═════ THE DATA

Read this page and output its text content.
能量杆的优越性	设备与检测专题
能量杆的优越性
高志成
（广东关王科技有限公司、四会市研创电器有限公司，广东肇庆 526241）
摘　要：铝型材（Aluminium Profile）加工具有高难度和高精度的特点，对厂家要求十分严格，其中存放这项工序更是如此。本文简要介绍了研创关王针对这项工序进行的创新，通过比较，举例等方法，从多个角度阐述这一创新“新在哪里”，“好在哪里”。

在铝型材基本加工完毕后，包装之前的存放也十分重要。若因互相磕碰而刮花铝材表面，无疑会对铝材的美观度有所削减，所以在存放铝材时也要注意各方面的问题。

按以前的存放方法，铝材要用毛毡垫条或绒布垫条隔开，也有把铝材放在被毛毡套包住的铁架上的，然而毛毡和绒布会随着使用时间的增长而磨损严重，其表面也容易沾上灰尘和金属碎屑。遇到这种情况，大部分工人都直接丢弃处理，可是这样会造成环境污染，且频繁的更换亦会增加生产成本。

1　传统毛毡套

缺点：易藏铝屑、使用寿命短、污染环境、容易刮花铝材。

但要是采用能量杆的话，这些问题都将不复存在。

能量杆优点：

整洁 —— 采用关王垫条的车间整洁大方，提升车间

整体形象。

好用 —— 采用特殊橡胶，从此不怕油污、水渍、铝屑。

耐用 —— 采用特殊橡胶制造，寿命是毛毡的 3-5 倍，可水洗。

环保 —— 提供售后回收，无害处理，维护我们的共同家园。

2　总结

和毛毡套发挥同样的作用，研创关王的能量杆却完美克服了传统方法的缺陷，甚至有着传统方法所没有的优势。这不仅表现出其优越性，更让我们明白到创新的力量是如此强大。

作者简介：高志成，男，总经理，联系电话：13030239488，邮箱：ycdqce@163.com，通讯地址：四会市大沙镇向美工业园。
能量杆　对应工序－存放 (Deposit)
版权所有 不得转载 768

══════════

● WHAT YOU HAVE TO DO
Copy all the records above exactly, missing none.

● THE REPLY
Read this page and output its text content.
能量杆的优越性	设备与检测专题
能量杆的优越性
高志成
（广东关王科技有限公司、四会市研创电器有限公司，广东肇庆 526241）
摘　要：铝型材（Aluminium Profile）加工具有高难度和高精度的特点，对厂家要求十分严格，其中存放这项工序更是如此。本文简要介绍了研创关王针对这项工序进行的创新，通过比较，举例等方法，从多个角度阐述这一创新“新在哪里”，“好在哪里”。

在铝型材基本加工完毕后，包装之前的存放也十分重要。若因互相磕碰而刮花铝材表面，无疑会对铝材的美观度有所削减，所以在存放铝材时也要注意各方面的问题。

按以前的存放方法，铝材要用毛毡垫条或绒布垫条隔开，也有把铝材放在被毛毡套包住的铁架上的，然而毛毡和绒布会随着使用时间的增长而磨损严重，其表面也容易沾上灰尘和金属碎屑。遇到这种情况，大部分工人都直接丢弃处理，可是这样会造成环境污染，且频繁的更换亦会增加生产成本。

1　传统毛毡套

缺点：易藏铝屑、使用寿命短、污染环境、容易刮花铝材。

但要是采用能量杆的话，这些问题都将不复存在。

能量杆优点：

整洁 —— 采用关王垫条的车间整洁大方，提升车间

整体形象。

好用 —— 采用特殊橡胶，从此不怕油污、水渍、铝屑。

耐用 —— 采用特殊橡胶制造，寿命是毛毡的 3-5 倍，可水洗。

环保 —— 提供售后回收，无害处理，维护我们的共同家园。

2　总结

和毛毡套发挥同样的作用，研创关王的能量杆却完美克服了传统方法的缺陷，甚至有着传统方法所没有的优势。这不仅表现出其优越性，更让我们明白到创新的力量是如此强大。

作者简介：高志成，男，总经理，联系电话：13030239488，邮箱：ycdqce@163.com，通讯地址：四会市大沙镇向美工业园。
能量杆　对应工序－存放 (Deposit)
版权所有 不得转载 768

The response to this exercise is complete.